- WORK TO COMPLETE -
Copy out every line in which the string "BATCH" occurs.

- TASK DATA -
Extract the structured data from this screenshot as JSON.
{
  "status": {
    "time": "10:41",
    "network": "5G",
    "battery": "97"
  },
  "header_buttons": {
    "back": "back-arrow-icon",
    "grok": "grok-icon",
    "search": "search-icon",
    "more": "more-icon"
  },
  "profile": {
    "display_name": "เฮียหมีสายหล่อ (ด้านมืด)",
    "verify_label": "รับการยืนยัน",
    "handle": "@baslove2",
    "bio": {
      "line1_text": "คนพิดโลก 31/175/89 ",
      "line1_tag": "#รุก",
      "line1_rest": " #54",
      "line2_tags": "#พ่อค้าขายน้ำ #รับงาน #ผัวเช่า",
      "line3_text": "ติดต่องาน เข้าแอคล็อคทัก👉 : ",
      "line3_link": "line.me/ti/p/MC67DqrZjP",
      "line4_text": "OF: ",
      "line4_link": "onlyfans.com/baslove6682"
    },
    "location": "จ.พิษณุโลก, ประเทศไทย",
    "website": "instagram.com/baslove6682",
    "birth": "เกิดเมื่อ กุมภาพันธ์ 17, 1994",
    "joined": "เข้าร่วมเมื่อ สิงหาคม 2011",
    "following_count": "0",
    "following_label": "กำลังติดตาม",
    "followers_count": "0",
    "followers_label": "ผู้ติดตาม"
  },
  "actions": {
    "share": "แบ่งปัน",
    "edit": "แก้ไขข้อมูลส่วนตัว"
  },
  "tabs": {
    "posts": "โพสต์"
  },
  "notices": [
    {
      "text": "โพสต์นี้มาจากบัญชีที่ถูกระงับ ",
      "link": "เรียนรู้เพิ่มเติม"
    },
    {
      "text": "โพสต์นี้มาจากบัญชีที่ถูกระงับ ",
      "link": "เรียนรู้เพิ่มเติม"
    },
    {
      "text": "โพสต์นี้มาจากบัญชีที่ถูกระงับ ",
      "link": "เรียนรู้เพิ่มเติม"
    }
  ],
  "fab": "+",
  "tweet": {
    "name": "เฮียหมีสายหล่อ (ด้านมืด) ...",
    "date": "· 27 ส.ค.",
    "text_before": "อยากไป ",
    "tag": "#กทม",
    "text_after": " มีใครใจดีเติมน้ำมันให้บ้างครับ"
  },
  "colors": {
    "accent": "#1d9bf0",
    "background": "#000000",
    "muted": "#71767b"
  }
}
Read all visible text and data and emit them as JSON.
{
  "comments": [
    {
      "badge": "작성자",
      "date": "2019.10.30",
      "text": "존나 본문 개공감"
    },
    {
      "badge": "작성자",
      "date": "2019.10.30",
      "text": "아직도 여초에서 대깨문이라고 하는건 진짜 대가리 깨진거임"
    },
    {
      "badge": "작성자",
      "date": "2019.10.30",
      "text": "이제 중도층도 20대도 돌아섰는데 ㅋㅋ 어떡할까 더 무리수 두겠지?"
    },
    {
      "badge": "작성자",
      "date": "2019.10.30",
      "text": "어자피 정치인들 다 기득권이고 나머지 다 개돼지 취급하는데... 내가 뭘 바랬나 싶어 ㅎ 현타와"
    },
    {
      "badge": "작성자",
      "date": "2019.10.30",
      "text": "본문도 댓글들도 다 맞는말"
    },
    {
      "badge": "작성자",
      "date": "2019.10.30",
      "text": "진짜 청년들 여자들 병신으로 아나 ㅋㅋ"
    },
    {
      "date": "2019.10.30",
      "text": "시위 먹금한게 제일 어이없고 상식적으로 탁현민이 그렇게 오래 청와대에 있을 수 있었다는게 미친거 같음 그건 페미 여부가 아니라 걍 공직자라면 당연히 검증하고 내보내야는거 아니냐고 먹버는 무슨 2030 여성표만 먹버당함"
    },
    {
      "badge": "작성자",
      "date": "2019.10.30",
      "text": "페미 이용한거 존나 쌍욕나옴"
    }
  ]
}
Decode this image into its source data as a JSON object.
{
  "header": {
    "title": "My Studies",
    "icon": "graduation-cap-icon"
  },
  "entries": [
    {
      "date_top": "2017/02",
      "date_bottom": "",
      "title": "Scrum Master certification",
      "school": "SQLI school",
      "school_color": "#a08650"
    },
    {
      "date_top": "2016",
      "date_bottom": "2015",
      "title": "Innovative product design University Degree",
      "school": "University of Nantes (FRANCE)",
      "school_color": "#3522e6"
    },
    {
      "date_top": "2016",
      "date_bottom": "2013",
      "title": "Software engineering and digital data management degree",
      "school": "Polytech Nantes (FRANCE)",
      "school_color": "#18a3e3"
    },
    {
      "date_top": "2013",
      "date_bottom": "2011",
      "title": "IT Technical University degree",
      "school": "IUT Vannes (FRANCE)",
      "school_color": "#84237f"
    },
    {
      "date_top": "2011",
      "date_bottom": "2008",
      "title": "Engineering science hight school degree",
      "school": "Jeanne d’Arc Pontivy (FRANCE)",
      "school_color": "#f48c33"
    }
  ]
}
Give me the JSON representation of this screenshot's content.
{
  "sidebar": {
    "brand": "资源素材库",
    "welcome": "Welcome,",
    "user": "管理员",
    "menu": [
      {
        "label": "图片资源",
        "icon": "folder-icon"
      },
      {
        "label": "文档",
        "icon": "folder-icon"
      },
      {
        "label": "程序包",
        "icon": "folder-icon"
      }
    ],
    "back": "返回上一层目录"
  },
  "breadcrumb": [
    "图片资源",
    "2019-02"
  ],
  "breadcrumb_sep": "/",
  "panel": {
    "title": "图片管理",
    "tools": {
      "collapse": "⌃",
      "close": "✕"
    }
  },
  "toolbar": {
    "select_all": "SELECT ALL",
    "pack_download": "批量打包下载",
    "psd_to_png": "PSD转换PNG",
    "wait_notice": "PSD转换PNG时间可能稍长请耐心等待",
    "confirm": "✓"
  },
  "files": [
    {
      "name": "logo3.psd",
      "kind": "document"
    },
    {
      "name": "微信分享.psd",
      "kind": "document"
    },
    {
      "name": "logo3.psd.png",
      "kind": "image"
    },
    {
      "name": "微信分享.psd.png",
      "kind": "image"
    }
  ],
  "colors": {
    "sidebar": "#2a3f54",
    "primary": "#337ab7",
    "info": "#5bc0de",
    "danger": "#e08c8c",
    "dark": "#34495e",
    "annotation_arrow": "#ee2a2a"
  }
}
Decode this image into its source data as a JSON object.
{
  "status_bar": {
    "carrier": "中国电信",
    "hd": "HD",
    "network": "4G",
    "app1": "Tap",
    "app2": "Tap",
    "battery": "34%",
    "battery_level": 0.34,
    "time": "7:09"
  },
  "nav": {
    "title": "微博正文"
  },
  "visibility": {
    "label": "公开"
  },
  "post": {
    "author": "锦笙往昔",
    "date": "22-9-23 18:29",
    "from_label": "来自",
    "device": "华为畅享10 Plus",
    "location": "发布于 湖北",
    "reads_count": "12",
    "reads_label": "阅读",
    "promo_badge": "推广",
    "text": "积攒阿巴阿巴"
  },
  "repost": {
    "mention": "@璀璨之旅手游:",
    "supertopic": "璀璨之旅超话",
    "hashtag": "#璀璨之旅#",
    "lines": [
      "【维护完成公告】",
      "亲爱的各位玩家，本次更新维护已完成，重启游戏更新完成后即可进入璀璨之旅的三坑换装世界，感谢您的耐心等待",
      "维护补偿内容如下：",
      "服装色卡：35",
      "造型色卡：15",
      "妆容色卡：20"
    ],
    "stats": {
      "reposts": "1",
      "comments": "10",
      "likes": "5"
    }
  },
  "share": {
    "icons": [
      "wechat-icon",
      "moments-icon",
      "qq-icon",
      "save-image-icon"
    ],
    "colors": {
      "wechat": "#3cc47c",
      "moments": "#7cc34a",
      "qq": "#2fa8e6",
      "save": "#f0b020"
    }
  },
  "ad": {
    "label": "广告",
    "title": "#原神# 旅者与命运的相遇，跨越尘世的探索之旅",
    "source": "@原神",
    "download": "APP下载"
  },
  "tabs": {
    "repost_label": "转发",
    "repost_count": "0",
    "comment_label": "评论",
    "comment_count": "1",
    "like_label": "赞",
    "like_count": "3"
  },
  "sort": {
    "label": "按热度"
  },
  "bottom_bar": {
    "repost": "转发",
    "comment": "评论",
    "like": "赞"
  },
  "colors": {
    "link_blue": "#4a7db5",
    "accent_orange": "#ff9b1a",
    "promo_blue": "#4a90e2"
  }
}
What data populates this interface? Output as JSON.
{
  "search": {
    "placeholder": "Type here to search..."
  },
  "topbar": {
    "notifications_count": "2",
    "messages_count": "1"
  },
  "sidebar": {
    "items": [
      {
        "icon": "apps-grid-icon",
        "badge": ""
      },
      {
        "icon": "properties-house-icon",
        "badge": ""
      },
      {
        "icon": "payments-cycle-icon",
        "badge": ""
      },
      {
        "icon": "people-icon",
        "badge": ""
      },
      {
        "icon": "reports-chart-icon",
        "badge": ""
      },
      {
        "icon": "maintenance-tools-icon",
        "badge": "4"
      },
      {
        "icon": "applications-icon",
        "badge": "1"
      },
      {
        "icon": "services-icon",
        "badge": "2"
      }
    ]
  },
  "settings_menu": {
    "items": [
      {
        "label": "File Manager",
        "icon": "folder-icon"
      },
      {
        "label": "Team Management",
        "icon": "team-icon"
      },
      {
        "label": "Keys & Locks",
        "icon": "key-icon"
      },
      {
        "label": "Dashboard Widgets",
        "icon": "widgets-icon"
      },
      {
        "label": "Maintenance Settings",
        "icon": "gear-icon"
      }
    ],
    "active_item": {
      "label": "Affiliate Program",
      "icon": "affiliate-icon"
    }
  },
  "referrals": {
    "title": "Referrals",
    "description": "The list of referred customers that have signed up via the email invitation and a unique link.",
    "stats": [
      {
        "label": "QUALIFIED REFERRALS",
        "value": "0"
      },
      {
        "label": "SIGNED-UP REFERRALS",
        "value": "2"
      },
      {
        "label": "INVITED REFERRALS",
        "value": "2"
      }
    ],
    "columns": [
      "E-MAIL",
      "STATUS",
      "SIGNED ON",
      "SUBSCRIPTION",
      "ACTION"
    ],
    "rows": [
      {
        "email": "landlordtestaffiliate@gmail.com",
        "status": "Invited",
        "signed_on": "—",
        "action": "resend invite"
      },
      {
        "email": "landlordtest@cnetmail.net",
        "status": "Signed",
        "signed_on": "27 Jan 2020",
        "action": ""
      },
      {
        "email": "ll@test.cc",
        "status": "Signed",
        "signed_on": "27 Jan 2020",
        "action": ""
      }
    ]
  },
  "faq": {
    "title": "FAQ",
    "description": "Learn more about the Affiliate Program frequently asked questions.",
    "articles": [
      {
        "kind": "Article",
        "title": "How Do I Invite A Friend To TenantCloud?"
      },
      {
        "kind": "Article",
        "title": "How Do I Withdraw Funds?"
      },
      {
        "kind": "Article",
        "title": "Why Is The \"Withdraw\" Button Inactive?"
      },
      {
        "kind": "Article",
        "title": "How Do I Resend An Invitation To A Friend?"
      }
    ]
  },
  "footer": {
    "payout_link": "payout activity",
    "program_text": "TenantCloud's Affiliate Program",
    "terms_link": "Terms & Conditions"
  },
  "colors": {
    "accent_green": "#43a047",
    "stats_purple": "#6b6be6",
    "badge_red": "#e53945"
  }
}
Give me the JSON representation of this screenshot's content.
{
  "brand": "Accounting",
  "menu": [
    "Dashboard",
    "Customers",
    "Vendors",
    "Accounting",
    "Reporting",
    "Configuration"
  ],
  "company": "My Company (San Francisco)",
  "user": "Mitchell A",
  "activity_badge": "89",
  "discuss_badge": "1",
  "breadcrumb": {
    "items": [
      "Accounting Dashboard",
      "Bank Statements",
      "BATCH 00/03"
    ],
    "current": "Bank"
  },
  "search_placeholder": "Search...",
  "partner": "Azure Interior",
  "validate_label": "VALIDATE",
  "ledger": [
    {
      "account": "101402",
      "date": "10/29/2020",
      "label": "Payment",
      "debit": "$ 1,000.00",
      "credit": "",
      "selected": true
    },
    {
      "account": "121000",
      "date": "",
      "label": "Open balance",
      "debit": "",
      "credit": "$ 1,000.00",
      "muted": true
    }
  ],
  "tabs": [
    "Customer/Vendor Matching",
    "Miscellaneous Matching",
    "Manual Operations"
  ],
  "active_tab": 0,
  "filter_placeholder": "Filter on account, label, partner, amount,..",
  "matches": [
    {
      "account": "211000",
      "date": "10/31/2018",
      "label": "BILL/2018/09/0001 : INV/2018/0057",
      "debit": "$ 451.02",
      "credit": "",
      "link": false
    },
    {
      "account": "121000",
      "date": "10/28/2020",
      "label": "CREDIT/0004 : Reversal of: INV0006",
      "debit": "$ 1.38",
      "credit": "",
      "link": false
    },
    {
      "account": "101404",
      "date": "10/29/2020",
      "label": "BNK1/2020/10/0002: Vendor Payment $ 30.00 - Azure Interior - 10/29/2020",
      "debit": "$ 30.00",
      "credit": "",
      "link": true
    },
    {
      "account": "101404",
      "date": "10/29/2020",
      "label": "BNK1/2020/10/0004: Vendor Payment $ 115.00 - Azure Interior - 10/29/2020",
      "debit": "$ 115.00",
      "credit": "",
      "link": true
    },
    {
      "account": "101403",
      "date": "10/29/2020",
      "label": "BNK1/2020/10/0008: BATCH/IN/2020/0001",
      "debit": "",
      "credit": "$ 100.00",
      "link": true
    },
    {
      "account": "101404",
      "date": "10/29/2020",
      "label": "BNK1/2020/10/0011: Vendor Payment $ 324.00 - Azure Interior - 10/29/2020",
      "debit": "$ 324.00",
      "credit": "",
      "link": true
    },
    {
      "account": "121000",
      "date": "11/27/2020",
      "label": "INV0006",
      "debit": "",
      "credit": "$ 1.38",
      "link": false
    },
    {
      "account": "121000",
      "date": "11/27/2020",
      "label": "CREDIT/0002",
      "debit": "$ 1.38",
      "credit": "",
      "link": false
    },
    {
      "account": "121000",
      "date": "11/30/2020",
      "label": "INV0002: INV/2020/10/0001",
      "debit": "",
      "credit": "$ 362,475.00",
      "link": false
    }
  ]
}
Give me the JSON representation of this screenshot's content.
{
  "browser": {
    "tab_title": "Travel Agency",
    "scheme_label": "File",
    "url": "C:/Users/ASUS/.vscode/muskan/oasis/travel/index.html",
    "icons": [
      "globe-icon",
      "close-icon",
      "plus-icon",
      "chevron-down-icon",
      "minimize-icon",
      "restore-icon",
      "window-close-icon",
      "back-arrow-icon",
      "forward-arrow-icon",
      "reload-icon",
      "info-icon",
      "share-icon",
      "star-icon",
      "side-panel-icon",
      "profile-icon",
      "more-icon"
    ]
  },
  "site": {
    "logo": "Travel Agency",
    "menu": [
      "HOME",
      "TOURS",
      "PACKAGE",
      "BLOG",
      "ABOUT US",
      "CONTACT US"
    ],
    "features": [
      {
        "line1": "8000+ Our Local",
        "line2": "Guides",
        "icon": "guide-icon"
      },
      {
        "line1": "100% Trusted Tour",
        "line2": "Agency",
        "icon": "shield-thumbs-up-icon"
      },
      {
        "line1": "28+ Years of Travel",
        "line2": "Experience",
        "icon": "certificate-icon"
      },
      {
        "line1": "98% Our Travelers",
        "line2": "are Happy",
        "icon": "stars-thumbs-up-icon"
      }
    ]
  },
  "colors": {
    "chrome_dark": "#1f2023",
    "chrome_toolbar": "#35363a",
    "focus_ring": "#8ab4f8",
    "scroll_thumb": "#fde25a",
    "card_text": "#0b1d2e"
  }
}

- OUTPUT OF THE EXERCISE -
      "BATCH 00/03"
      "label": "BNK1/2020/10/0008: BATCH/IN/2020/0001",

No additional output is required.